> _Information provided_
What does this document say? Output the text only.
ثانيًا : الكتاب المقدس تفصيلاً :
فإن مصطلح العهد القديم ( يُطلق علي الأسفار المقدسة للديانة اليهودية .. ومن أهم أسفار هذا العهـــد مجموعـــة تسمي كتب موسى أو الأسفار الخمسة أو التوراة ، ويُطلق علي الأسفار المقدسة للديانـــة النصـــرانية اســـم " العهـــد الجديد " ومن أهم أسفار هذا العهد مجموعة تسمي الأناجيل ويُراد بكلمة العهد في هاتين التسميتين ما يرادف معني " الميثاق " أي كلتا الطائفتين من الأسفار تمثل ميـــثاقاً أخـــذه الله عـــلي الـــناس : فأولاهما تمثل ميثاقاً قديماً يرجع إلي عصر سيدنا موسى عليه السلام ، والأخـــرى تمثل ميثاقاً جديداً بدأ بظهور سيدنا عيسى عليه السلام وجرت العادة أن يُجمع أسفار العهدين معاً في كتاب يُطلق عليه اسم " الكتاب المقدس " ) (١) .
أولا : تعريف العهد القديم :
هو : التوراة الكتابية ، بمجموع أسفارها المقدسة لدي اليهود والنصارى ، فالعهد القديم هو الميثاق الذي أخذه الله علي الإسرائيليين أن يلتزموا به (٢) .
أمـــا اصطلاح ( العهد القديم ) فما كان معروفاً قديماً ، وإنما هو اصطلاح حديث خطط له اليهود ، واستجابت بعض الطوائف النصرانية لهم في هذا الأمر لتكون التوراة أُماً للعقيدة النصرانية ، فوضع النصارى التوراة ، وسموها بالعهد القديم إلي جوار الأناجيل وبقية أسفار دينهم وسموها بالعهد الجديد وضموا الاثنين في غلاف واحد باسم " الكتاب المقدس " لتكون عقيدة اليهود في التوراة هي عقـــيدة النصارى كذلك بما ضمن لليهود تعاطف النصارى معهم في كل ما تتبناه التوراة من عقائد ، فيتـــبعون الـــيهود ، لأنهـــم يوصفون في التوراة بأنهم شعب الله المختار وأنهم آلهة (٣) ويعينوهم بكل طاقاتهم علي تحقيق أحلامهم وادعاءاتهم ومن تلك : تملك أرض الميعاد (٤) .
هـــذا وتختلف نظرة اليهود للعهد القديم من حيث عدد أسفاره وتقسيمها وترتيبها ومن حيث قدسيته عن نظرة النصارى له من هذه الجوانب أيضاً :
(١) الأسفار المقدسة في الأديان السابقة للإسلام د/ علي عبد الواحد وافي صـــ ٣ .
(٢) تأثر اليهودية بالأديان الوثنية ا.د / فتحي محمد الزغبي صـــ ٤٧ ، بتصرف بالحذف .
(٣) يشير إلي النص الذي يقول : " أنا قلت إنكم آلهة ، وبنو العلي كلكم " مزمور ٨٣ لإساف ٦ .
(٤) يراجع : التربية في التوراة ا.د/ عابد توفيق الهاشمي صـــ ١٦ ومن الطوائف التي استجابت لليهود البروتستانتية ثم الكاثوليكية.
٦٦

> _Written instruction_
Copy every line above that includes the string "الأسفار".

> _Answer for the task_
فإن مصطلح العهد القديم ( يُطلق علي الأسفار المقدسة للديانة اليهودية .. ومن أهم أسفار هذا العهـــد مجموعـــة تسمي كتب موسى أو الأسفار الخمسة أو التوراة ، ويُطلق علي الأسفار المقدسة للديانـــة النصـــرانية اســـم " العهـــد الجديد " ومن أهم أسفار هذا العهد مجموعة تسمي الأناجيل ويُراد بكلمة العهد في هاتين التسميتين ما يرادف معني " الميثاق " أي كلتا الطائفتين من الأسفار تمثل ميـــثاقاً أخـــذه الله عـــلي الـــناس : فأولاهما تمثل ميثاقاً قديماً يرجع إلي عصر سيدنا موسى عليه السلام ، والأخـــرى تمثل ميثاقاً جديداً بدأ بظهور سيدنا عيسى عليه السلام وجرت العادة أن يُجمع أسفار العهدين معاً في كتاب يُطلق عليه اسم " الكتاب المقدس " ) (١) .
(١) الأسفار المقدسة في الأديان السابقة للإسلام د/ علي عبد الواحد وافي صـــ ٣ .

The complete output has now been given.